Write each of the lines below out again, word for word and in the same order.

__________________________________________________

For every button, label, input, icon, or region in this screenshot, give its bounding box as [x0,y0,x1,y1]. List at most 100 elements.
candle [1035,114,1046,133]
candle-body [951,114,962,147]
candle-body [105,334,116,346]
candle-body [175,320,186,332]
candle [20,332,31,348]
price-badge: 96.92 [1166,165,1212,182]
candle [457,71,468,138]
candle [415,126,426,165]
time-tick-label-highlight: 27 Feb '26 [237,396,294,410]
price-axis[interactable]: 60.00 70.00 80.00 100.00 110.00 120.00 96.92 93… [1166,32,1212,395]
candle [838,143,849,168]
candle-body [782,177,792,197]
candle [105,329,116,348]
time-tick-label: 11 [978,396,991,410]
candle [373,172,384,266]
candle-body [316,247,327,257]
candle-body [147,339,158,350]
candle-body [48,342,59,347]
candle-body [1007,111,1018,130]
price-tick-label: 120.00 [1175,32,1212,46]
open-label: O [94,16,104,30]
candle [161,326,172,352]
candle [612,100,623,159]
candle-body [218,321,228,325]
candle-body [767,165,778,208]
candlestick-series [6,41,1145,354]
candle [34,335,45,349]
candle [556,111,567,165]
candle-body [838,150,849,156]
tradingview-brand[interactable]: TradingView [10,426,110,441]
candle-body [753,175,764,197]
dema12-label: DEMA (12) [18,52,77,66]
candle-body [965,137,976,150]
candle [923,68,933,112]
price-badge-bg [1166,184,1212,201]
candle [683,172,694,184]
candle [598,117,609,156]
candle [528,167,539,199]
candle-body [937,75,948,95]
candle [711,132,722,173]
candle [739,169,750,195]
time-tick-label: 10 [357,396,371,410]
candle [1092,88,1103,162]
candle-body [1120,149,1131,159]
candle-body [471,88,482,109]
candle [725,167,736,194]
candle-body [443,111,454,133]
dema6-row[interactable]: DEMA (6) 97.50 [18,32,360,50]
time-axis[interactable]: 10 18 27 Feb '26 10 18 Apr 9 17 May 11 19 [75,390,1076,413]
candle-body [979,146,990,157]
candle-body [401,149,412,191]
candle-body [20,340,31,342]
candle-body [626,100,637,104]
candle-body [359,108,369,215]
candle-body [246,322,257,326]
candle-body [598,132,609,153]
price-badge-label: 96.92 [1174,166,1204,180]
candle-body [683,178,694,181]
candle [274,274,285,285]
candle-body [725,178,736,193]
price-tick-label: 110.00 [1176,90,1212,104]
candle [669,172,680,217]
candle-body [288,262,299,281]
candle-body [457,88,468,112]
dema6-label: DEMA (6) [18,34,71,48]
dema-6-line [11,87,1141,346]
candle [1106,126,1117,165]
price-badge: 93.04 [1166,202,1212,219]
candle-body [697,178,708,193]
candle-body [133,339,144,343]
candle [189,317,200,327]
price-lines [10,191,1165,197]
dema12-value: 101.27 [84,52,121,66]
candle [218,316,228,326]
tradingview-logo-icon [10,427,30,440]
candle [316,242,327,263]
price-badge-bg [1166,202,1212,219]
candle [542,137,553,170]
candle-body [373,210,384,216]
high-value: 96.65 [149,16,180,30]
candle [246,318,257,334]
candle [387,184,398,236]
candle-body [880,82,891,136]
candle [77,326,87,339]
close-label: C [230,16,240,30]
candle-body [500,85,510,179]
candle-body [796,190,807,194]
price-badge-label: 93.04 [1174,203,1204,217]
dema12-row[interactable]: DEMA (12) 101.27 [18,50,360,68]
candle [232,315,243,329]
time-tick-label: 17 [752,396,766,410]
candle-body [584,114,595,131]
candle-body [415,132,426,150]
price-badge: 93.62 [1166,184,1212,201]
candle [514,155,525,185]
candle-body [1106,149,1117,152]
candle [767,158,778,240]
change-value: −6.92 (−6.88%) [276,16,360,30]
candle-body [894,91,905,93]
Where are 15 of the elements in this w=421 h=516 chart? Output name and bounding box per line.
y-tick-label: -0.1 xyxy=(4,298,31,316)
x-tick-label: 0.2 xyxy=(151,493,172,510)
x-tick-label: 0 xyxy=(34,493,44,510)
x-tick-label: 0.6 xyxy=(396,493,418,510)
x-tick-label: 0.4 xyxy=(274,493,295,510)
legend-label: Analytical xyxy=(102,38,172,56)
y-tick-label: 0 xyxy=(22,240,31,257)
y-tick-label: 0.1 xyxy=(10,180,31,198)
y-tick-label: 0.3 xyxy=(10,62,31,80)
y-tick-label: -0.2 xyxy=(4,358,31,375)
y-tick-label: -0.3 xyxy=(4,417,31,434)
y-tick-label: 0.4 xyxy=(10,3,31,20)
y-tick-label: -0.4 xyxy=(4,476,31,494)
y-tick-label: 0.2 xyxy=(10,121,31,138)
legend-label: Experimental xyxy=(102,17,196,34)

__________________________________________________

## REPLY
For every button, label, input, icon, or region in this screenshot, give its bounding box as [x0,y0,x1,y1]. List at most 100 elements.
candle [1035,114,1046,133]
candle-body [951,114,962,147]
candle-body [105,334,116,346]
candle-body [175,320,186,332]
candle [20,332,31,348]
price-badge: 96.92 [1166,165,1212,182]
candle [457,71,468,138]
candle [415,126,426,165]
time-tick-label-highlight: 27 Feb '26 [237,396,294,410]
price-axis[interactable]: 60.00 70.00 80.00 100.00 110.00 120.00 96.92 93… [1166,32,1212,395]
candle [838,143,849,168]
candle-body [782,177,792,197]
candle [105,329,116,348]
time-tick-label: 11 [978,396,991,410]
candle [373,172,384,266]
candle-body [316,247,327,257]
candle-body [147,339,158,350]
candle-body [48,342,59,347]
candle-body [1007,111,1018,130]
price-tick-label: 120.00 [1175,32,1212,46]
open-label: O [94,16,104,30]
candle [161,326,172,352]
candle [612,100,623,159]
candle-body [218,321,228,325]
candle-body [767,165,778,208]
candlestick-series [6,41,1145,354]
candle [34,335,45,349]
candle [556,111,567,165]
candle-body [838,150,849,156]
tradingview-brand[interactable]: TradingView [10,426,110,441]
candle-body [753,175,764,197]
dema12-label: DEMA (12) [18,52,77,66]
candle-body [965,137,976,150]
candle [923,68,933,112]
price-badge-bg [1166,184,1212,201]
candle [683,172,694,184]
candle [598,117,609,156]
candle [528,167,539,199]
candle-body [937,75,948,95]
candle [711,132,722,173]
candle [739,169,750,195]
time-tick-label: 10 [357,396,371,410]
candle [1092,88,1103,162]
candle-body [1120,149,1131,159]
candle-body [471,88,482,109]
candle [725,167,736,194]
candle-body [443,111,454,133]
dema6-row[interactable]: DEMA (6) 97.50 [18,32,360,50]
time-axis[interactable]: 10 18 27 Feb '26 10 18 Apr 9 17 May 11 19 [75,390,1076,413]
candle-body [979,146,990,157]
candle-body [401,149,412,191]
candle-body [20,340,31,342]
candle-body [626,100,637,104]
candle-body [359,108,369,215]
candle-body [246,322,257,326]
candle-body [598,132,609,153]
price-badge-label: 96.92 [1174,166,1204,180]
candle-body [683,178,694,181]
candle [274,274,285,285]
candle-body [725,178,736,193]
price-tick-label: 110.00 [1176,90,1212,104]
candle [669,172,680,217]
candle-body [288,262,299,281]
candle-body [457,88,468,112]
dema6-label: DEMA (6) [18,34,71,48]
dema-6-line [11,87,1141,346]
candle [1106,126,1117,165]
price-badge: 93.04 [1166,202,1212,219]
candle-body [697,178,708,193]
candle-body [133,339,144,343]
candle [189,317,200,327]
price-lines [10,191,1165,197]
dema12-value: 101.27 [84,52,121,66]
candle [218,316,228,326]
tradingview-logo-icon [10,427,30,440]
candle [316,242,327,263]
price-badge-bg [1166,202,1212,219]
candle [542,137,553,170]
candle-body [373,210,384,216]
high-value: 96.65 [149,16,180,30]
candle [246,318,257,334]
candle [387,184,398,236]
candle-body [880,82,891,136]
candle [77,326,87,339]
close-label: C [230,16,240,30]
candle-body [500,85,510,179]
candle-body [796,190,807,194]
price-badge-label: 93.04 [1174,203,1204,217]
dema12-row[interactable]: DEMA (12) 101.27 [18,50,360,68]
candle [232,315,243,329]
time-tick-label: 17 [752,396,766,410]
candle-body [584,114,595,131]
candle-body [415,132,426,150]
price-badge: 93.62 [1166,184,1212,201]
candle [514,155,525,185]
candle-body [1106,149,1117,152]
candle [767,158,778,240]
change-value: −6.92 (−6.88%) [276,16,360,30]
candle-body [894,91,905,93]
Where are 15 of the elements in this w=421 h=516 chart? Output name and bounding box per line.
y-tick-label: -0.1 xyxy=(4,298,31,316)
x-tick-label: 0.2 xyxy=(151,493,172,510)
x-tick-label: 0 xyxy=(34,493,44,510)
x-tick-label: 0.6 xyxy=(396,493,418,510)
x-tick-label: 0.4 xyxy=(274,493,295,510)
legend-label: Analytical xyxy=(102,38,172,56)
y-tick-label: 0 xyxy=(22,240,31,257)
y-tick-label: 0.1 xyxy=(10,180,31,198)
y-tick-label: 0.3 xyxy=(10,62,31,80)
y-tick-label: -0.2 xyxy=(4,358,31,375)
y-tick-label: -0.3 xyxy=(4,417,31,434)
y-tick-label: 0.4 xyxy=(10,3,31,20)
y-tick-label: -0.4 xyxy=(4,476,31,494)
y-tick-label: 0.2 xyxy=(10,121,31,138)
legend-label: Experimental xyxy=(102,17,196,34)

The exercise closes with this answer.